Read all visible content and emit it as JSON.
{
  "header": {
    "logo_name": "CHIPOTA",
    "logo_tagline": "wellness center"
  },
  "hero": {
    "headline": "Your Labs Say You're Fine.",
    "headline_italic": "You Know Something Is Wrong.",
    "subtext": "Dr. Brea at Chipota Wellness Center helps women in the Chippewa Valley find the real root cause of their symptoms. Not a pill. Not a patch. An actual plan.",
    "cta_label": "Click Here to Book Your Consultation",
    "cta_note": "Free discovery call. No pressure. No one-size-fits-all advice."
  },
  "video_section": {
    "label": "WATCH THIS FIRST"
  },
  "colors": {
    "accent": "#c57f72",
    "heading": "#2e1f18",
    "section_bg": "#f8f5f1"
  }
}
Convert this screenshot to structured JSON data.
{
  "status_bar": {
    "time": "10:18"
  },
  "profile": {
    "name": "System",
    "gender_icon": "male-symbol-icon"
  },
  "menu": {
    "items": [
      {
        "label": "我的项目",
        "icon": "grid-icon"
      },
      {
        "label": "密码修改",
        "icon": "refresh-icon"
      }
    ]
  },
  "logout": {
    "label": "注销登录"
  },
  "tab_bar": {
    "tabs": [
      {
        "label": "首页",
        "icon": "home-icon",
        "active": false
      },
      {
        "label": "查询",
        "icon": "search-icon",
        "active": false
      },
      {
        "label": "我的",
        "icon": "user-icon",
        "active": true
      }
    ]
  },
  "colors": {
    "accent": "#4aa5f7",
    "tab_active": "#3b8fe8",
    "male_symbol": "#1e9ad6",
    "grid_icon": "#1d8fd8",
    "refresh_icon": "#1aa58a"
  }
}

☆ ☆ ☆ ☆ ☆

* [Prompt]: Restate every line of the data word for word.

* [Finished answer]:
Read all visible content and emit it as JSON.
{
  "header": {
    "logo_name": "CHIPOTA",
    "logo_tagline": "wellness center"
  },
  "hero": {
    "headline": "Your Labs Say You're Fine.",
    "headline_italic": "You Know Something Is Wrong.",
    "subtext": "Dr. Brea at Chipota Wellness Center helps women in the Chippewa Valley find the real root cause of their symptoms. Not a pill. Not a patch. An actual plan.",
    "cta_label": "Click Here to Book Your Consultation",
    "cta_note": "Free discovery call. No pressure. No one-size-fits-all advice."
  },
  "video_section": {
    "label": "WATCH THIS FIRST"
  },
  "colors": {
    "accent": "#c57f72",
    "heading": "#2e1f18",
    "section_bg": "#f8f5f1"
  }
}
Convert this screenshot to structured JSON data.
{
  "status_bar": {
    "time": "10:18"
  },
  "profile": {
    "name": "System",
    "gender_icon": "male-symbol-icon"
  },
  "menu": {
    "items": [
      {
        "label": "我的项目",
        "icon": "grid-icon"
      },
      {
        "label": "密码修改",
        "icon": "refresh-icon"
      }
    ]
  },
  "logout": {
    "label": "注销登录"
  },
  "tab_bar": {
    "tabs": [
      {
        "label": "首页",
        "icon": "home-icon",
        "active": false
      },
      {
        "label": "查询",
        "icon": "search-icon",
        "active": false
      },
      {
        "label": "我的",
        "icon": "user-icon",
        "active": true
      }
    ]
  },
  "colors": {
    "accent": "#4aa5f7",
    "tab_active": "#3b8fe8",
    "male_symbol": "#1e9ad6",
    "grid_icon": "#1d8fd8",
    "refresh_icon": "#1aa58a"
  }
}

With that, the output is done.